* _Given request_: Collect every line below that contains the string "number", copying each one in full.

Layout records
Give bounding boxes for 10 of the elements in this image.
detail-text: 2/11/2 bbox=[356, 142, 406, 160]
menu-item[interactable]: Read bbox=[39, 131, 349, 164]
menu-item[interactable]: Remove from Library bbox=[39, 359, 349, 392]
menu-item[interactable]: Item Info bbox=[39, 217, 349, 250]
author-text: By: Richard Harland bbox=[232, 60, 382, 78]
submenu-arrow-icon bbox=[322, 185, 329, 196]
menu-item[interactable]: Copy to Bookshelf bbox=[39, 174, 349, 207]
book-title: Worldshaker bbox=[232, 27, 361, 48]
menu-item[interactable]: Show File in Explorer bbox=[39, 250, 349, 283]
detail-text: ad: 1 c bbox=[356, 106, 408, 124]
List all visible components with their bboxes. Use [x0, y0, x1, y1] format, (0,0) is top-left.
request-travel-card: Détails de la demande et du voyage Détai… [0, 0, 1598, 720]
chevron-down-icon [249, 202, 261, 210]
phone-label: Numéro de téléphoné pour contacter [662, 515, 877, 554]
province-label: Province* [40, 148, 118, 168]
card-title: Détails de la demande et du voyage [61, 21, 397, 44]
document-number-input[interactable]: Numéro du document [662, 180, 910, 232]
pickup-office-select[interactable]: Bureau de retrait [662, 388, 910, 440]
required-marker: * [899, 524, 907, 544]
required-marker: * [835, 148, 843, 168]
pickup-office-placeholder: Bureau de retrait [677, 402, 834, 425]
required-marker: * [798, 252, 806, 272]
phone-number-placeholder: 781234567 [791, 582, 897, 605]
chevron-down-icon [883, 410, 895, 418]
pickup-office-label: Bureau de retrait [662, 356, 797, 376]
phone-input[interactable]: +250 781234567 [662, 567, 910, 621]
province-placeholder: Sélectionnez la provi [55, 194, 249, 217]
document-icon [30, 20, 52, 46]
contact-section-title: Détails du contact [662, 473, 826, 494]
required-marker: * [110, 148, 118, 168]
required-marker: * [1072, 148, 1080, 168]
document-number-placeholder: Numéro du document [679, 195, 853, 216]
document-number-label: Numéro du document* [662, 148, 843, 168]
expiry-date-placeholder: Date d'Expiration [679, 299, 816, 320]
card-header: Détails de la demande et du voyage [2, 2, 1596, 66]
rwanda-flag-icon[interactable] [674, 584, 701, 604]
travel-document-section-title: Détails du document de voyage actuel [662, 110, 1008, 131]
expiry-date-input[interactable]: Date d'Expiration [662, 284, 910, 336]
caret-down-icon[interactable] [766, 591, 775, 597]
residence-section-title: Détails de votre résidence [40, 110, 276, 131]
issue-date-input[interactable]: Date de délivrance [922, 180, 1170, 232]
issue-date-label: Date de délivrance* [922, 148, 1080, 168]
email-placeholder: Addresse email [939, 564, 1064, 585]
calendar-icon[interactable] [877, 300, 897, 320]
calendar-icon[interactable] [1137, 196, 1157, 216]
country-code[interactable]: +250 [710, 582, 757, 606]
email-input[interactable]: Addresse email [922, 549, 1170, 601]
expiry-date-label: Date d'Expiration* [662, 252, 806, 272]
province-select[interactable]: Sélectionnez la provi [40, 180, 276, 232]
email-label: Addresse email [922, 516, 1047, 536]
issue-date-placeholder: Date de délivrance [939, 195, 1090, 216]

* _Response to the task_:
document-number-input[interactable]: Numéro du document [662, 180, 910, 232]
phone-number-placeholder: 781234567 [791, 582, 897, 605]
document-number-placeholder: Numéro du document [679, 195, 853, 216]
document-number-label: Numéro du document* [662, 148, 843, 168]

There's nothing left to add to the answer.